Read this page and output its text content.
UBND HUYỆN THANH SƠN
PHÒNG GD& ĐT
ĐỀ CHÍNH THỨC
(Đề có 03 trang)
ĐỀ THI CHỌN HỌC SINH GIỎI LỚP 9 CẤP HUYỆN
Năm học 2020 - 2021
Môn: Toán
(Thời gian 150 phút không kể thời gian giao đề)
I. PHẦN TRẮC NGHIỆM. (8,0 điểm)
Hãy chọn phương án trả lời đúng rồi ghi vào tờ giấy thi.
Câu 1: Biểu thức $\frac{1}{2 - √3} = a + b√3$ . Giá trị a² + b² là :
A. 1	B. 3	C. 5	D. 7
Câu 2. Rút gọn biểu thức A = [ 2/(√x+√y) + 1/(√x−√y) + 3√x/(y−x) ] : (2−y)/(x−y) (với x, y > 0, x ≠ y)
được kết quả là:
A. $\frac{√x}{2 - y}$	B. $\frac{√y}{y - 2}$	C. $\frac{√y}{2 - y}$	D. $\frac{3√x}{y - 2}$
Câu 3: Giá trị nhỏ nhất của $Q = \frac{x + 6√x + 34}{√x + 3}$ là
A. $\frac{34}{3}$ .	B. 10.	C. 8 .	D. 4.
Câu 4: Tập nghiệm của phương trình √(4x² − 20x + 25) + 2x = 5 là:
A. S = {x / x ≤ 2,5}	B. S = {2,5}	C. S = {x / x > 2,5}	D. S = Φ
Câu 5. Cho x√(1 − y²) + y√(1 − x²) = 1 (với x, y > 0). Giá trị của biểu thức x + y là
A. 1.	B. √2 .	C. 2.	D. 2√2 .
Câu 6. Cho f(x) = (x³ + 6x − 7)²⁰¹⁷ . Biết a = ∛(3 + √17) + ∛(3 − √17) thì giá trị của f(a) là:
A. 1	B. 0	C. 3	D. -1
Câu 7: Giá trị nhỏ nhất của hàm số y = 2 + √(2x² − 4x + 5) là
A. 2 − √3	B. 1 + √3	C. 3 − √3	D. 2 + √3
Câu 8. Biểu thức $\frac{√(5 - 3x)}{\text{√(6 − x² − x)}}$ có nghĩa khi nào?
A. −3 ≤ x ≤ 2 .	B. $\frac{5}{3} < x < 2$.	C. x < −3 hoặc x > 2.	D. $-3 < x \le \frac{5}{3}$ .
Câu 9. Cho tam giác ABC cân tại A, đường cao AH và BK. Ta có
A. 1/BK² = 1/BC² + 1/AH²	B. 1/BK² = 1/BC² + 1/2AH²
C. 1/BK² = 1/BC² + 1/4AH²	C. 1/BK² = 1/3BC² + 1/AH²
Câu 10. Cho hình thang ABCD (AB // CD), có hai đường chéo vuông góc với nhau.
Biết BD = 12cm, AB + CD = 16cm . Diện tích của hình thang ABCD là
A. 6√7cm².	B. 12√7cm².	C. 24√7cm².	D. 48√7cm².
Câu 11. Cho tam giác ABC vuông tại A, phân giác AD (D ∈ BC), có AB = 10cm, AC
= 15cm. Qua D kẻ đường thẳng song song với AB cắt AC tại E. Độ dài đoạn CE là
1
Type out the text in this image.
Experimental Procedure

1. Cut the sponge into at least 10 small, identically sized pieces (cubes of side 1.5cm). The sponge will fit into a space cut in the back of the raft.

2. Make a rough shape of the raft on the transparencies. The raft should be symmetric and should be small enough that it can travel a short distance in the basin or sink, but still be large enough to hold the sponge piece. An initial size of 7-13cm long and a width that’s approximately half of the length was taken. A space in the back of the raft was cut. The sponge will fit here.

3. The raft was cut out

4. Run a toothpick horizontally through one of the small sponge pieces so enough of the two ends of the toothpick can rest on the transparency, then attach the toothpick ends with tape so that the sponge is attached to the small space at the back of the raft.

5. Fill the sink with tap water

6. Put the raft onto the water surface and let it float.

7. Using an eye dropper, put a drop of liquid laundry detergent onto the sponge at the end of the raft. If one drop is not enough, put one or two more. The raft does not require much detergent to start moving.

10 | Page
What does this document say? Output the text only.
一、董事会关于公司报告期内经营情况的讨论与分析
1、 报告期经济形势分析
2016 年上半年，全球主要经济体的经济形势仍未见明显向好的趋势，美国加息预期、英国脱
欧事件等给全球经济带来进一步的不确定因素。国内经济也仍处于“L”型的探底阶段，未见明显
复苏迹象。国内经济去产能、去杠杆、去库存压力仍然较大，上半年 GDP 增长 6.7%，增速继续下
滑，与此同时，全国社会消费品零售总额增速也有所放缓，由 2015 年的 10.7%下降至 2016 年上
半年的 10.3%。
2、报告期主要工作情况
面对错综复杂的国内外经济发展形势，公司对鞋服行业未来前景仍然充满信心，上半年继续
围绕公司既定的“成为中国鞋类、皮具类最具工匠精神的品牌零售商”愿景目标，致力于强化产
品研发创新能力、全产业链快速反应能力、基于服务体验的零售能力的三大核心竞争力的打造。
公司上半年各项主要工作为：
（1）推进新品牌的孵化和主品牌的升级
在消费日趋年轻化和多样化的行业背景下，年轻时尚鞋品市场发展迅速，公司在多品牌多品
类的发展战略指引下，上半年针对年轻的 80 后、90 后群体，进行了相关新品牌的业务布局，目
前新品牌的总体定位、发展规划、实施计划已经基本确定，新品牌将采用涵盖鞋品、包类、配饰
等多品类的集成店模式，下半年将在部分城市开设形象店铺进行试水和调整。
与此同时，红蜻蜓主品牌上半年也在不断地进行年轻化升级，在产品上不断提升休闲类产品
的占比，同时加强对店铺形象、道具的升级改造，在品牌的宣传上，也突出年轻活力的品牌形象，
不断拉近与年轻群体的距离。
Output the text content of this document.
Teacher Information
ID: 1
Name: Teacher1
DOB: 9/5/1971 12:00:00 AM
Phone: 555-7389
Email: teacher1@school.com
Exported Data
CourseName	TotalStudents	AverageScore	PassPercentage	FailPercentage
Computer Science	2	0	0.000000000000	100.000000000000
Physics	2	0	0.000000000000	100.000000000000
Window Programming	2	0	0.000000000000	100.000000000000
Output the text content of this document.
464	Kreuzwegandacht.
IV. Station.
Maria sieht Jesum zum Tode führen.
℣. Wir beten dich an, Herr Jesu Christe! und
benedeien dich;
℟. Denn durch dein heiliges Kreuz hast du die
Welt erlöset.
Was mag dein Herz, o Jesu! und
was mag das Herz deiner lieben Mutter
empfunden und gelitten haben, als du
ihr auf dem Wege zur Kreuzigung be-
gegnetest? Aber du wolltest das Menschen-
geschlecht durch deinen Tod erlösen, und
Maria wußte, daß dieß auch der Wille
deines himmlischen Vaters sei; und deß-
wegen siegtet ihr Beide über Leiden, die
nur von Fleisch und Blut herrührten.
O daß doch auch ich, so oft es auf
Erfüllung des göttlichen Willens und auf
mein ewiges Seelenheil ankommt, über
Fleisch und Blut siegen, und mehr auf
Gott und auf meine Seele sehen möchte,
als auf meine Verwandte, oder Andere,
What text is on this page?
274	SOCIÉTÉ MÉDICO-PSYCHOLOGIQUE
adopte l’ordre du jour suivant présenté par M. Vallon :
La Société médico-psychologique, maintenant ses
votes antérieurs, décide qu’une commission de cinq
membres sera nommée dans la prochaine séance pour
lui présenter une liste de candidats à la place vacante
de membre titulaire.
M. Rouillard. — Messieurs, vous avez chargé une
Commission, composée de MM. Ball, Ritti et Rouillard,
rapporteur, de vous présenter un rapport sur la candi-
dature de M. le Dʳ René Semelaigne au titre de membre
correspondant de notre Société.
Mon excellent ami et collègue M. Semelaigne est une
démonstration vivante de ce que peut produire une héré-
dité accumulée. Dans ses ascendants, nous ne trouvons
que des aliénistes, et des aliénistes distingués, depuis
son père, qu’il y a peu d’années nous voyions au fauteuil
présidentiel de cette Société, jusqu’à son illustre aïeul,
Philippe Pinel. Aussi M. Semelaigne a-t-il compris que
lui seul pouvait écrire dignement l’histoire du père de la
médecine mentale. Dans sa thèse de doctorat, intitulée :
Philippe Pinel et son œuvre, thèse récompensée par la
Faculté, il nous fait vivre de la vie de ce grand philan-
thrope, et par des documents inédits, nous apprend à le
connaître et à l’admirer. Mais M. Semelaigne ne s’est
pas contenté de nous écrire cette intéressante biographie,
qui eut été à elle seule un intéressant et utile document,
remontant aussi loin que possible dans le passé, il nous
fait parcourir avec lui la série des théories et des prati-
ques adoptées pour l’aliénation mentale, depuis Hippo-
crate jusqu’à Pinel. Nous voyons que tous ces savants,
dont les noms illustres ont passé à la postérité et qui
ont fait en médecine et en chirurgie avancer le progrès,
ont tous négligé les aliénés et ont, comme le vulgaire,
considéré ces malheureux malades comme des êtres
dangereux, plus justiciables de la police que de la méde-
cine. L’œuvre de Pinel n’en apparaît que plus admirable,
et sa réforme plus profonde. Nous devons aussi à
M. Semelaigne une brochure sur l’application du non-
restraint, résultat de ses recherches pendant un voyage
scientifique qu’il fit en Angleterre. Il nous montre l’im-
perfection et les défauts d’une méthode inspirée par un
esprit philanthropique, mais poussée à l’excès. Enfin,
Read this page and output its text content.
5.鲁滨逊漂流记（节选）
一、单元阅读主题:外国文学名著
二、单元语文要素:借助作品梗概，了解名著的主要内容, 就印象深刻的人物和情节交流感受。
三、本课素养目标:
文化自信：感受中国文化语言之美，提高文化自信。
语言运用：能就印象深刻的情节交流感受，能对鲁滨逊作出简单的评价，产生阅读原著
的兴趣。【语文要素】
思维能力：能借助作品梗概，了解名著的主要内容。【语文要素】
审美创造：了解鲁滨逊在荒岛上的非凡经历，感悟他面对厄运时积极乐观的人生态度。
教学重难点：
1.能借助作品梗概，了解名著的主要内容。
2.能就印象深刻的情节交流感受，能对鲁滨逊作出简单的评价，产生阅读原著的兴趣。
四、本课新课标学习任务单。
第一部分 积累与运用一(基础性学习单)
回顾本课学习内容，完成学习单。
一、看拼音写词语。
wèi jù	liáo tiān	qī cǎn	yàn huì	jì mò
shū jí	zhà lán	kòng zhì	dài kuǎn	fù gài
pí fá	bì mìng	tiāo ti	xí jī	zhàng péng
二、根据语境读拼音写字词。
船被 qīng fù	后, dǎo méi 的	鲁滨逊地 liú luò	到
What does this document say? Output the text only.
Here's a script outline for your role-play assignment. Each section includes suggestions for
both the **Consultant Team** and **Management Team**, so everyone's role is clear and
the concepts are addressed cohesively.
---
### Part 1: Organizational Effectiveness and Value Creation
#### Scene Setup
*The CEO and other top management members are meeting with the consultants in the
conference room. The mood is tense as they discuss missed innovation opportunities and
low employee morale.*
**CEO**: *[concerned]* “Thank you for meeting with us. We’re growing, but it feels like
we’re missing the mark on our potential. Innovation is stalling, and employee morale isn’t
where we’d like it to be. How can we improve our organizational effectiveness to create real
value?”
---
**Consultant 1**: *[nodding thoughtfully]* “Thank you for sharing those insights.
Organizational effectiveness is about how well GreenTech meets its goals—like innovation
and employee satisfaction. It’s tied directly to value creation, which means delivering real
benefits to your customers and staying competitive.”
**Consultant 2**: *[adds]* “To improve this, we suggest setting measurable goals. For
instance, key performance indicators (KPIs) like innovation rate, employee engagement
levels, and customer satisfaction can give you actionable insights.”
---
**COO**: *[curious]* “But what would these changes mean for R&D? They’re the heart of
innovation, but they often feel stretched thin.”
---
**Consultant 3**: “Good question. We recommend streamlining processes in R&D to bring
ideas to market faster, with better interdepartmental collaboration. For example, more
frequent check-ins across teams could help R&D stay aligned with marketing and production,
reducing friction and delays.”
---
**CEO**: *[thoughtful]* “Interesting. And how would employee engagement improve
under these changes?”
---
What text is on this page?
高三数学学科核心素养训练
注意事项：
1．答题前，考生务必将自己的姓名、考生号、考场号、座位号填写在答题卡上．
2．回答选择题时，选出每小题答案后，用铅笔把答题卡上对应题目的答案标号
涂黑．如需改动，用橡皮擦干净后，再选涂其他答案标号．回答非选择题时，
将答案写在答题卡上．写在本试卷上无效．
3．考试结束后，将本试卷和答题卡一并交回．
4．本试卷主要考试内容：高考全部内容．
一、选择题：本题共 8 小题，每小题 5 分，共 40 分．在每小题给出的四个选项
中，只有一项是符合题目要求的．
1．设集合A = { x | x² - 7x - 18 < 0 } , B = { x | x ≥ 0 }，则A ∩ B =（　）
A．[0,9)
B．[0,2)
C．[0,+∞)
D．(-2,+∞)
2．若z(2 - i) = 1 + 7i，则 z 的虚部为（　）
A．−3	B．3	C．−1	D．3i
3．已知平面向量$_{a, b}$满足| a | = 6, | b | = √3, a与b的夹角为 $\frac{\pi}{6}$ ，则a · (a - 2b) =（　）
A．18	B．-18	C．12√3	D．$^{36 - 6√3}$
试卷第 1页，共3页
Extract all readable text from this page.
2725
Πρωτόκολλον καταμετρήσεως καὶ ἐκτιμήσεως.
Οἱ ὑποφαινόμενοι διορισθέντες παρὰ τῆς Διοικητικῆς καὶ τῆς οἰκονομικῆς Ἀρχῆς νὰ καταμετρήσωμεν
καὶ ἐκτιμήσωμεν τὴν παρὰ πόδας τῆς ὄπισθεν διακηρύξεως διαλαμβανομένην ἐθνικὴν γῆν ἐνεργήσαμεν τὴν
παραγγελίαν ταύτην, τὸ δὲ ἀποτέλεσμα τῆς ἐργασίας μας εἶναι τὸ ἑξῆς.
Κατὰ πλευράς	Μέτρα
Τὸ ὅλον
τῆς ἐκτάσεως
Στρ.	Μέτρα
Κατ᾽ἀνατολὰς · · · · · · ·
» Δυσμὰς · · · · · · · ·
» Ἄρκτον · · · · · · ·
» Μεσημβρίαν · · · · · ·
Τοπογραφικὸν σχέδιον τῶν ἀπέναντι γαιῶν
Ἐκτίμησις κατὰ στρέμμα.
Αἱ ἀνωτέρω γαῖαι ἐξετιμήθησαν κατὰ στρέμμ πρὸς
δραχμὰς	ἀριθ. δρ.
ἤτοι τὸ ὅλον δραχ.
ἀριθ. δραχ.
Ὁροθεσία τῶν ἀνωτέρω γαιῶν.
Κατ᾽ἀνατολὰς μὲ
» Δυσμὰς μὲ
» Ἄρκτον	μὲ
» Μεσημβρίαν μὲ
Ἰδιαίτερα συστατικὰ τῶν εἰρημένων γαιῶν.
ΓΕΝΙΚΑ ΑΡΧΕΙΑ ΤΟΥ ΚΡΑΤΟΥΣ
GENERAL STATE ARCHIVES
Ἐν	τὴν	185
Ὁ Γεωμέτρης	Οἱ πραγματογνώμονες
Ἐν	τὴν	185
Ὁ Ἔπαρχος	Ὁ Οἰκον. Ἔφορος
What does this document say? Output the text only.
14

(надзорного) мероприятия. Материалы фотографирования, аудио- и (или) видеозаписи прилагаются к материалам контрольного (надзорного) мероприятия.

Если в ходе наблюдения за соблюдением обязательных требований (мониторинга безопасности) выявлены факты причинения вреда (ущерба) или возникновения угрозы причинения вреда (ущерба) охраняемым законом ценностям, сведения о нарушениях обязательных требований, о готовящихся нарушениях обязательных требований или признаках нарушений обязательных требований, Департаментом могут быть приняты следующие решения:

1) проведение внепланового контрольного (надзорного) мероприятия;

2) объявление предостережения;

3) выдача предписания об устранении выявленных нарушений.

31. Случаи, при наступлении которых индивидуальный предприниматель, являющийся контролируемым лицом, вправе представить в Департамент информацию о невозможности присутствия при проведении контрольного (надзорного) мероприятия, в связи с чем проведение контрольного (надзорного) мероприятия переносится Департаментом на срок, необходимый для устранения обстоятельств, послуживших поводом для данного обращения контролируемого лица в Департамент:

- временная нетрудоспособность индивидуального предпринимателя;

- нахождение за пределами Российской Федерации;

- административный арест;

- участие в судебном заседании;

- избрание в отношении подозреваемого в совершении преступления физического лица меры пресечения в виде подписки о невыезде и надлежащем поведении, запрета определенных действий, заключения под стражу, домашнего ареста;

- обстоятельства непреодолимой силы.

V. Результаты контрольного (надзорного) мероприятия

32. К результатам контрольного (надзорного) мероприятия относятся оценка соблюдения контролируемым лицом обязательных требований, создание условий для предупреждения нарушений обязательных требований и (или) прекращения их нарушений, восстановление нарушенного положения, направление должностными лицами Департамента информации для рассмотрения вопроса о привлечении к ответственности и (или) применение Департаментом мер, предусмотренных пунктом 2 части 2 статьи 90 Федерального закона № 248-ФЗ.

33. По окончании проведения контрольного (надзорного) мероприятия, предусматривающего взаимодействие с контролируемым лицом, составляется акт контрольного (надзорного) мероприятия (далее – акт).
◇ ◇ ◇ ◇
How many lines in these records hold the string "plus"? Reply with the number alone.

3